-- begin DATASET --
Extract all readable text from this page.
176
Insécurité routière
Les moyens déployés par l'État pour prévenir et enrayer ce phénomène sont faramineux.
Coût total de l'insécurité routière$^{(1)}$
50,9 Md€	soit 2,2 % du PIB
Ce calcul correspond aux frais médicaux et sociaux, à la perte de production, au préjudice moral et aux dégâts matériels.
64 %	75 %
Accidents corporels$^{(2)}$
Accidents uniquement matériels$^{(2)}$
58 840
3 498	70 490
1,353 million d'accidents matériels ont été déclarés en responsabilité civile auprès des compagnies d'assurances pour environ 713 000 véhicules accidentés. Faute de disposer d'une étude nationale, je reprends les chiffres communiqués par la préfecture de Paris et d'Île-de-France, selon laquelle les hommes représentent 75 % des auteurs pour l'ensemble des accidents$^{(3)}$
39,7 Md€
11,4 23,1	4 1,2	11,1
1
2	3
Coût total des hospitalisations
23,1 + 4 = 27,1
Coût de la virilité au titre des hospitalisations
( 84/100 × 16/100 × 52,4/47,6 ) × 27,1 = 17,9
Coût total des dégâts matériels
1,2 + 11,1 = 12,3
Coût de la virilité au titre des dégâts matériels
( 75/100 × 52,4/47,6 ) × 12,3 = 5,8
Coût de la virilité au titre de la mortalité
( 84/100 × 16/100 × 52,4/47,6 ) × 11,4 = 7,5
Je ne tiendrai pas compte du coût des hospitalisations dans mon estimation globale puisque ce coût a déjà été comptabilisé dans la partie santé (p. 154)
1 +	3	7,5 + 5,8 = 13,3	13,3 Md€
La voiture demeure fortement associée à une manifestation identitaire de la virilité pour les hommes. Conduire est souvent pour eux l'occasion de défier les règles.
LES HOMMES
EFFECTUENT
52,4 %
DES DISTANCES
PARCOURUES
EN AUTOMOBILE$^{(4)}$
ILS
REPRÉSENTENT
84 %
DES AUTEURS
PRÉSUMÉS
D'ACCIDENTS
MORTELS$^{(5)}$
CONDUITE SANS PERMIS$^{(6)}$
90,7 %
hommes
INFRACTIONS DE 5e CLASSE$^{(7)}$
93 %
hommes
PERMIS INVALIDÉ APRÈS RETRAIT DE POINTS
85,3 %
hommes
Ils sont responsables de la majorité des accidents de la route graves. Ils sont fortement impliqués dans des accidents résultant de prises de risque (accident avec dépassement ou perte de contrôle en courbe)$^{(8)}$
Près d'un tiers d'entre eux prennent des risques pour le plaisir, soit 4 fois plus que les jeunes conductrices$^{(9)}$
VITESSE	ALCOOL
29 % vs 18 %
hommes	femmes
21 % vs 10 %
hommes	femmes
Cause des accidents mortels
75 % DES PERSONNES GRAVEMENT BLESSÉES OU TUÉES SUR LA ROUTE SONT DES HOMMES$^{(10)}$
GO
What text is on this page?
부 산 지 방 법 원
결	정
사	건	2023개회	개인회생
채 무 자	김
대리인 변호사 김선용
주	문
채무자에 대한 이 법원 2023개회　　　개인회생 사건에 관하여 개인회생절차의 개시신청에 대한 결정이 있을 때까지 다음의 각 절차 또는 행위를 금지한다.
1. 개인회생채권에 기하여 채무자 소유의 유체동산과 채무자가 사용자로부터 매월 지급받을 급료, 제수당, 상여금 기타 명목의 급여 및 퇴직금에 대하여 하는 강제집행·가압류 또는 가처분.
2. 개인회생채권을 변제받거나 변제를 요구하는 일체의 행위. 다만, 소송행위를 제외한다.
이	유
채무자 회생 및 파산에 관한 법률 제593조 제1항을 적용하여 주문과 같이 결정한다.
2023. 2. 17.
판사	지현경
-- end DATASET --
> **TASK**: Reproduce all data above, unchanged.

> **CORRECT RESPONSE**:
Extract all readable text from this page.
176
Insécurité routière
Les moyens déployés par l'État pour prévenir et enrayer ce phénomène sont faramineux.
Coût total de l'insécurité routière$^{(1)}$
50,9 Md€	soit 2,2 % du PIB
Ce calcul correspond aux frais médicaux et sociaux, à la perte de production, au préjudice moral et aux dégâts matériels.
64 %	75 %
Accidents corporels$^{(2)}$
Accidents uniquement matériels$^{(2)}$
58 840
3 498	70 490
1,353 million d'accidents matériels ont été déclarés en responsabilité civile auprès des compagnies d'assurances pour environ 713 000 véhicules accidentés. Faute de disposer d'une étude nationale, je reprends les chiffres communiqués par la préfecture de Paris et d'Île-de-France, selon laquelle les hommes représentent 75 % des auteurs pour l'ensemble des accidents$^{(3)}$
39,7 Md€
11,4 23,1	4 1,2	11,1
1
2	3
Coût total des hospitalisations
23,1 + 4 = 27,1
Coût de la virilité au titre des hospitalisations
( 84/100 × 16/100 × 52,4/47,6 ) × 27,1 = 17,9
Coût total des dégâts matériels
1,2 + 11,1 = 12,3
Coût de la virilité au titre des dégâts matériels
( 75/100 × 52,4/47,6 ) × 12,3 = 5,8
Coût de la virilité au titre de la mortalité
( 84/100 × 16/100 × 52,4/47,6 ) × 11,4 = 7,5
Je ne tiendrai pas compte du coût des hospitalisations dans mon estimation globale puisque ce coût a déjà été comptabilisé dans la partie santé (p. 154)
1 +	3	7,5 + 5,8 = 13,3	13,3 Md€
La voiture demeure fortement associée à une manifestation identitaire de la virilité pour les hommes. Conduire est souvent pour eux l'occasion de défier les règles.
LES HOMMES
EFFECTUENT
52,4 %
DES DISTANCES
PARCOURUES
EN AUTOMOBILE$^{(4)}$
ILS
REPRÉSENTENT
84 %
DES AUTEURS
PRÉSUMÉS
D'ACCIDENTS
MORTELS$^{(5)}$
CONDUITE SANS PERMIS$^{(6)}$
90,7 %
hommes
INFRACTIONS DE 5e CLASSE$^{(7)}$
93 %
hommes
PERMIS INVALIDÉ APRÈS RETRAIT DE POINTS
85,3 %
hommes
Ils sont responsables de la majorité des accidents de la route graves. Ils sont fortement impliqués dans des accidents résultant de prises de risque (accident avec dépassement ou perte de contrôle en courbe)$^{(8)}$
Près d'un tiers d'entre eux prennent des risques pour le plaisir, soit 4 fois plus que les jeunes conductrices$^{(9)}$
VITESSE	ALCOOL
29 % vs 18 %
hommes	femmes
21 % vs 10 %
hommes	femmes
Cause des accidents mortels
75 % DES PERSONNES GRAVEMENT BLESSÉES OU TUÉES SUR LA ROUTE SONT DES HOMMES$^{(10)}$
GO
What text is on this page?
부 산 지 방 법 원
결	정
사	건	2023개회	개인회생
채 무 자	김
대리인 변호사 김선용
주	문
채무자에 대한 이 법원 2023개회　　　개인회생 사건에 관하여 개인회생절차의 개시신청에 대한 결정이 있을 때까지 다음의 각 절차 또는 행위를 금지한다.
1. 개인회생채권에 기하여 채무자 소유의 유체동산과 채무자가 사용자로부터 매월 지급받을 급료, 제수당, 상여금 기타 명목의 급여 및 퇴직금에 대하여 하는 강제집행·가압류 또는 가처분.
2. 개인회생채권을 변제받거나 변제를 요구하는 일체의 행위. 다만, 소송행위를 제외한다.
이	유
채무자 회생 및 파산에 관한 법률 제593조 제1항을 적용하여 주문과 같이 결정한다.
2023. 2. 17.
판사	지현경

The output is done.